▶ **Stated exercise**
Copy everything in the data below exactly except the pictures.
+++ Dataset records +++
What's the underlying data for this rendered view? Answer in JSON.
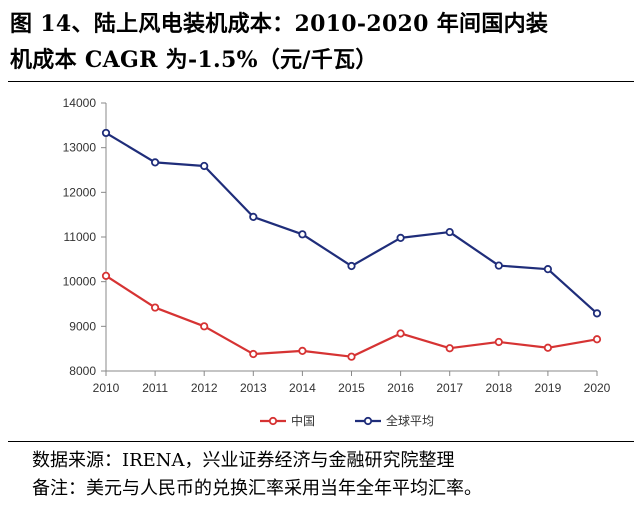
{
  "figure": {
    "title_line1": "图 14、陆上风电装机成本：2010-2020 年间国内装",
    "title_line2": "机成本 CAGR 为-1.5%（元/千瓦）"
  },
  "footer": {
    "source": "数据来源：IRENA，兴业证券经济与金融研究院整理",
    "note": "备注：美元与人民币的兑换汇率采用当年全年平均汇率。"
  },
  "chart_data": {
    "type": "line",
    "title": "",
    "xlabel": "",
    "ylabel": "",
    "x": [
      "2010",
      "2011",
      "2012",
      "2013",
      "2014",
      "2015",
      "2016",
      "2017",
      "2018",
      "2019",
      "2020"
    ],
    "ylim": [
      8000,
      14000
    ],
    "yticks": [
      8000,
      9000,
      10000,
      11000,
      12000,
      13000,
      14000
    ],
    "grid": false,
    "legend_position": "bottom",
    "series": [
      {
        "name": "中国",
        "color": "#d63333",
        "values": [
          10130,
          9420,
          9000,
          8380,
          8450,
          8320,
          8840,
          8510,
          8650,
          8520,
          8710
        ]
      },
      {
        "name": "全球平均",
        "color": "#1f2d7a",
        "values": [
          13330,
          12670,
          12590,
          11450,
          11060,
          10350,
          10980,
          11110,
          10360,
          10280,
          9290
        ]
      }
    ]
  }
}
+++
▶ **Exercise output**
What's the underlying data for this rendered view? Answer in JSON.
{
  "figure": {
    "title_line1": "图 14、陆上风电装机成本：2010-2020 年间国内装",
    "title_line2": "机成本 CAGR 为-1.5%（元/千瓦）"
  },
  "footer": {
    "source": "数据来源：IRENA，兴业证券经济与金融研究院整理",
    "note": "备注：美元与人民币的兑换汇率采用当年全年平均汇率。"
  },
  "chart_data": {
    "type": "line",
    "title": "",
    "xlabel": "",
    "ylabel": "",
    "x": [
      "2010",
      "2011",
      "2012",
      "2013",
      "2014",
      "2015",
      "2016",
      "2017",
      "2018",
      "2019",
      "2020"
    ],
    "ylim": [
      8000,
      14000
    ],
    "yticks": [
      8000,
      9000,
      10000,
      11000,
      12000,
      13000,
      14000
    ],
    "grid": false,
    "legend_position": "bottom",
    "series": [
      {
        "name": "中国",
        "color": "#d63333",
        "values": [
          10130,
          9420,
          9000,
          8380,
          8450,
          8320,
          8840,
          8510,
          8650,
          8520,
          8710
        ]
      },
      {
        "name": "全球平均",
        "color": "#1f2d7a",
        "values": [
          13330,
          12670,
          12590,
          11450,
          11060,
          10350,
          10980,
          11110,
          10360,
          10280,
          9290
        ]
      }
    ]
  }
}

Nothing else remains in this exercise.